-- Start Dataset content --

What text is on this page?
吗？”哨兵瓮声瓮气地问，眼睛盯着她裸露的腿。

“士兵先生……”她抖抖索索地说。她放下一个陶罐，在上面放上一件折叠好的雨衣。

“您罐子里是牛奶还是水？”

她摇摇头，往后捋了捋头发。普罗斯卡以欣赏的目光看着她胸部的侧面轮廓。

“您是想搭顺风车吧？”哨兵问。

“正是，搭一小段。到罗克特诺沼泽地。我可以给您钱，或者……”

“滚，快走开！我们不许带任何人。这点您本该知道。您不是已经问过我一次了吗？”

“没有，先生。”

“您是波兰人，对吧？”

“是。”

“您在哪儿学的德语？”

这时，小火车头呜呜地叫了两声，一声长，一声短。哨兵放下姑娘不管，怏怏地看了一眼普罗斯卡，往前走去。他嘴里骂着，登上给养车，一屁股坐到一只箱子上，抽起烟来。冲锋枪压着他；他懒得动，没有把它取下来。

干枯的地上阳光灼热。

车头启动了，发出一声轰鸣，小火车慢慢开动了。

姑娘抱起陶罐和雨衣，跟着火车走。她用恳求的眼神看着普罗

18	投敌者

-- End Dataset content --

__Task directions__: Print every entry exactly as written.

__Exercise response__:
What text is on this page?
吗？”哨兵瓮声瓮气地问，眼睛盯着她裸露的腿。

“士兵先生……”她抖抖索索地说。她放下一个陶罐，在上面放上一件折叠好的雨衣。

“您罐子里是牛奶还是水？”

她摇摇头，往后捋了捋头发。普罗斯卡以欣赏的目光看着她胸部的侧面轮廓。

“您是想搭顺风车吧？”哨兵问。

“正是，搭一小段。到罗克特诺沼泽地。我可以给您钱，或者……”

“滚，快走开！我们不许带任何人。这点您本该知道。您不是已经问过我一次了吗？”

“没有，先生。”

“您是波兰人，对吧？”

“是。”

“您在哪儿学的德语？”

这时，小火车头呜呜地叫了两声，一声长，一声短。哨兵放下姑娘不管，怏怏地看了一眼普罗斯卡，往前走去。他嘴里骂着，登上给养车，一屁股坐到一只箱子上，抽起烟来。冲锋枪压着他；他懒得动，没有把它取下来。

干枯的地上阳光灼热。

车头启动了，发出一声轰鸣，小火车慢慢开动了。

姑娘抱起陶罐和雨衣，跟着火车走。她用恳求的眼神看着普罗

18	投敌者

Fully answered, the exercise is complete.